● **INSTRUCTIONS FOR THE TASK**
Could you rewrite every line of the items below as a JSON list of strings, one string per line, with blank lines left out? Leave the pictures out of the answer.

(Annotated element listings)
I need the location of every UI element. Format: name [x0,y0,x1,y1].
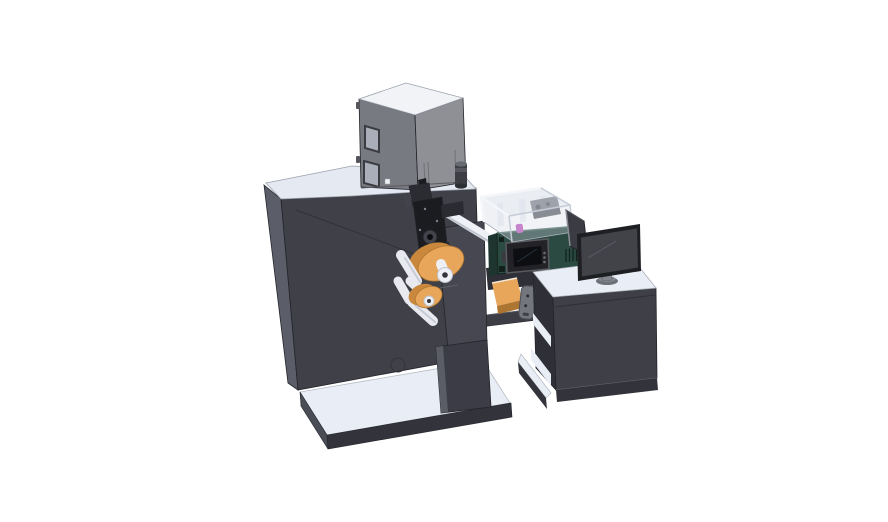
sensor-slot [523,313,529,317]
cabinet-hinge [356,102,360,109]
touchpanel-bracket [502,251,506,263]
mech-side-block [404,194,412,207]
touchpanel-screen [513,246,542,267]
exhaust-cylinder [455,161,467,188]
touchpanel-button [543,252,546,255]
mech-boss-center [427,234,433,240]
roll-shaft [427,299,431,303]
electrical-cabinet [356,83,466,190]
mech-screw [424,208,426,210]
cylinder-cap [455,161,467,166]
cabinet-latch [385,179,390,184]
cabinet-window-upper [365,126,379,152]
desk-front-face [553,288,657,390]
core-shaft-end [442,272,448,278]
cylinder-band [455,168,467,172]
cylinder-body [455,164,467,186]
cylinder-base [455,183,467,188]
mech-screw [436,220,438,222]
cabinet-window-lower [364,161,379,187]
cad-render-canvas [0,0,888,522]
operator-desk [518,259,658,409]
unit-corner-block [499,266,505,272]
touchpanel-button [543,261,546,264]
unit-corner-block [499,237,504,242]
cabinet-hinge [356,156,360,163]
mech-screw [419,229,421,231]
unit-left-face [488,233,498,277]
touchpanel-button [543,256,546,259]
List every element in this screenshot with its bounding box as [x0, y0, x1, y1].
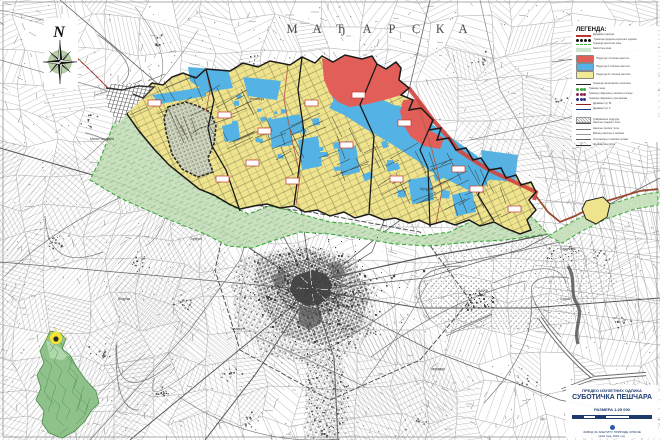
svg-text:А: А: [458, 22, 467, 36]
svg-text:М: М: [286, 22, 297, 36]
svg-text:А: А: [312, 22, 321, 36]
svg-text:Жедник: Жедник: [118, 297, 131, 301]
svg-text:N: N: [52, 24, 66, 41]
svg-text:Р: Р: [389, 22, 396, 36]
svg-text:Таванкут: Таванкут: [230, 327, 245, 331]
svg-text:С: С: [412, 22, 420, 36]
svg-text:Мала Пешчара: Мала Пешчара: [90, 137, 114, 141]
svg-text:Ђ: Ђ: [336, 22, 345, 36]
svg-text:СУБОТИЦА: СУБОТИЦА: [330, 293, 349, 297]
svg-text:Лудаш: Лудаш: [560, 297, 571, 301]
svg-text:Ђурђин: Ђурђин: [190, 237, 202, 241]
svg-text:Келебија: Келебија: [250, 97, 264, 101]
svg-text:Шупљак: Шупљак: [420, 187, 434, 191]
svg-text:Хајдуково: Хајдуково: [560, 247, 576, 251]
svg-text:Чантавир: Чантавир: [430, 367, 445, 371]
svg-text:А: А: [362, 22, 371, 36]
svg-text:Ор: Ор: [540, 417, 545, 421]
svg-text:К: К: [436, 22, 445, 36]
svg-text:ПАЛИЋ: ПАЛИЋ: [476, 289, 488, 293]
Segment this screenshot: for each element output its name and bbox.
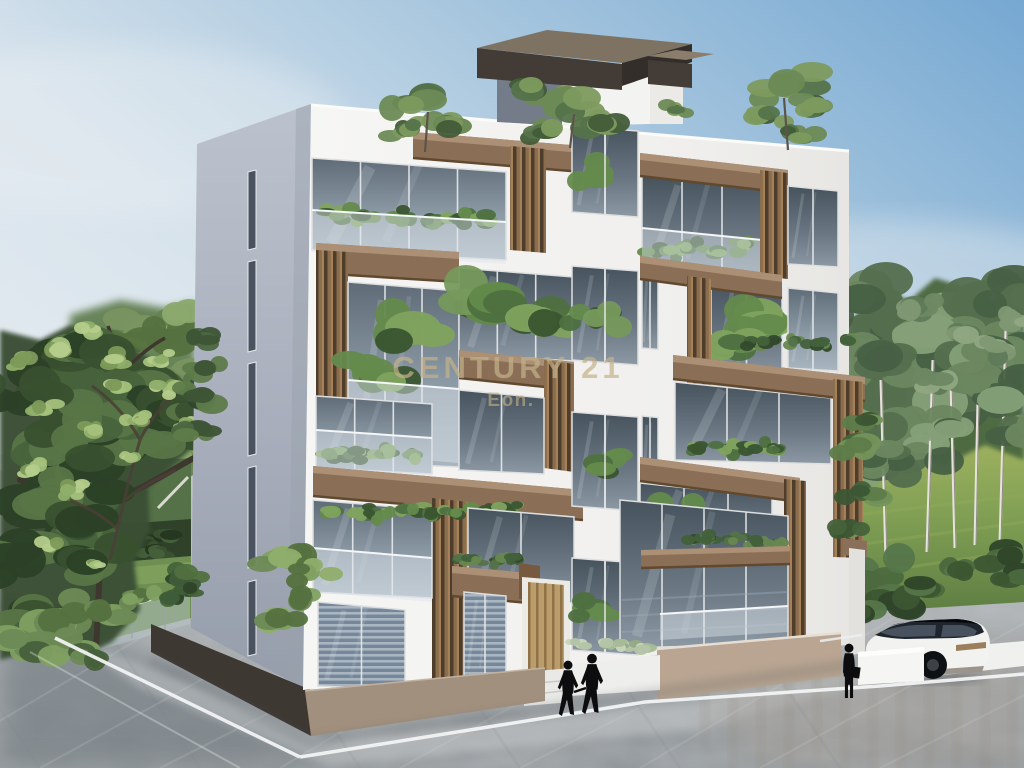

● **EXERCISE RESULT**
[
  "I need the location of every UI element. Format: name [x0,y0,x1,y1].",
  "sensor-slot [523,313,529,317]",
  "cabinet-hinge [356,102,360,109]",
  "touchpanel-bracket [502,251,506,263]",
  "mech-side-block [404,194,412,207]",
  "touchpanel-screen [513,246,542,267]",
  "exhaust-cylinder [455,161,467,188]",
  "touchpanel-button [543,252,546,255]",
  "mech-boss-center [427,234,433,240]",
  "roll-shaft [427,299,431,303]",
  "electrical-cabinet [356,83,466,190]",
  "mech-screw [424,208,426,210]",
  "cylinder-cap [455,161,467,166]",
  "cabinet-latch [385,179,390,184]",
  "cabinet-window-upper [365,126,379,152]",
  "desk-front-face [553,288,657,390]",
  "core-shaft-end [442,272,448,278]",
  "cylinder-band [455,168,467,172]",
  "cylinder-body [455,164,467,186]",
  "cylinder-base [455,183,467,188]",
  "mech-screw [436,220,438,222]",
  "cabinet-window-lower [364,161,379,187]",
  "cad-render-canvas [0,0,888,522]",
  "operator-desk [518,259,658,409]",
  "unit-corner-block [499,266,505,272]",
  "touchpanel-button [543,261,546,264]",
  "unit-corner-block [499,237,504,242]",
  "cabinet-hinge [356,156,360,163]",
  "mech-screw [419,229,421,231]",
  "unit-left-face [488,233,498,277]",
  "touchpanel-button [543,256,546,259]",
  "List every element in this screenshot with its bounding box as [x0, y0, x1, y1].",
  "svg-text:А: А: [458, 22, 467, 36]",
  "svg-text:М: М: [286, 22, 297, 36]",
  "svg-text:А: А: [312, 22, 321, 36]",
  "svg-text:Жедник: Жедник: [118, 297, 131, 301]",
  "svg-text:N: N: [52, 24, 66, 41]",
  "svg-text:Р: Р: [389, 22, 396, 36]",
  "svg-text:Таванкут: Таванкут: [230, 327, 245, 331]",
  "svg-text:С: С: [412, 22, 420, 36]",
  "svg-text:Мала Пешчара: Мала Пешчара: [90, 137, 114, 141]",
  "svg-text:Ђ: Ђ: [336, 22, 345, 36]",
  "svg-text:СУБОТИЦА: СУБОТИЦА: [330, 293, 349, 297]",
  "svg-text:Лудаш: Лудаш: [560, 297, 571, 301]",
  "svg-text:Ђурђин: Ђурђин: [190, 237, 202, 241]",
  "svg-text:Келебија: Келебија: [250, 97, 264, 101]",
  "svg-text:Шупљак: Шупљак: [420, 187, 434, 191]",
  "svg-text:Хајдуково: Хајдуково: [560, 247, 576, 251]",
  "svg-text:Чантавир: Чантавир: [430, 367, 445, 371]",
  "svg-text:А: А: [362, 22, 371, 36]",
  "svg-text:Ор: Ор: [540, 417, 545, 421]",
  "svg-text:К: К: [436, 22, 445, 36]",
  "svg-text:ПАЛИЋ: ПАЛИЋ: [476, 289, 488, 293]",
  "Segment this screenshot: for each element output its name and bbox."
]